* Written exercise:
Show all lines that include the string "color"; copy each one.
—————
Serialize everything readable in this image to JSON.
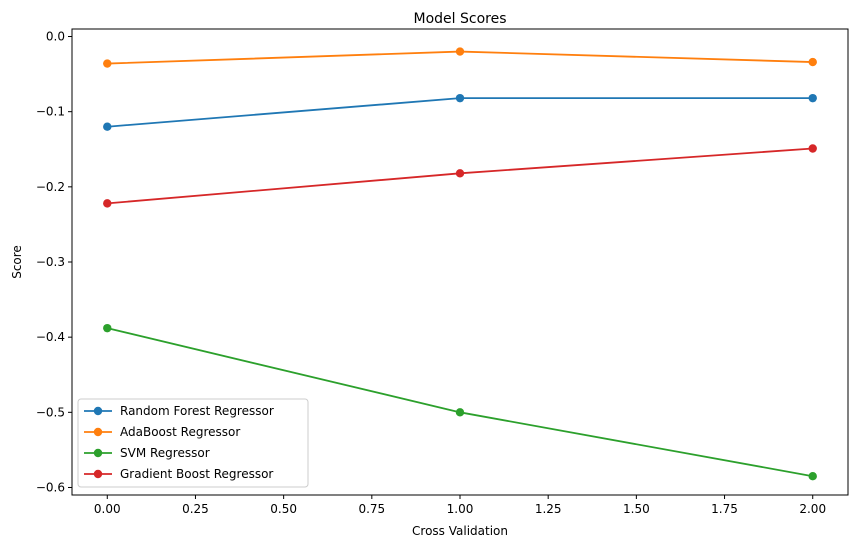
{
  "chart_data": {
    "type": "line",
    "title": "Model Scores",
    "xlabel": "Cross Validation",
    "ylabel": "Score",
    "xlim": [
      -0.1,
      2.1
    ],
    "ylim": [
      -0.61,
      0.01
    ],
    "x": [
      0.0,
      1.0,
      2.0
    ],
    "x_ticks": [
      "0.00",
      "0.25",
      "0.50",
      "0.75",
      "1.00",
      "1.25",
      "1.50",
      "1.75",
      "2.00"
    ],
    "y_ticks": [
      "0.0",
      "−0.1",
      "−0.2",
      "−0.3",
      "−0.4",
      "−0.5",
      "−0.6"
    ],
    "grid": false,
    "legend_position": "lower-left",
    "marker": "circle",
    "series": [
      {
        "name": "Random Forest Regressor",
        "color": "#1f77b4",
        "values": [
          -0.12,
          -0.082,
          -0.082
        ]
      },
      {
        "name": "AdaBoost Regressor",
        "color": "#ff7f0e",
        "values": [
          -0.036,
          -0.02,
          -0.034
        ]
      },
      {
        "name": "SVM Regressor",
        "color": "#2ca02c",
        "values": [
          -0.388,
          -0.5,
          -0.585
        ]
      },
      {
        "name": "Gradient Boost Regressor",
        "color": "#d62728",
        "values": [
          -0.222,
          -0.182,
          -0.149
        ]
      }
    ]
  }
}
—————
* Solution to this task:
        "color": "#1f77b4",
        "color": "#ff7f0e",
        "color": "#2ca02c",
        "color": "#d62728",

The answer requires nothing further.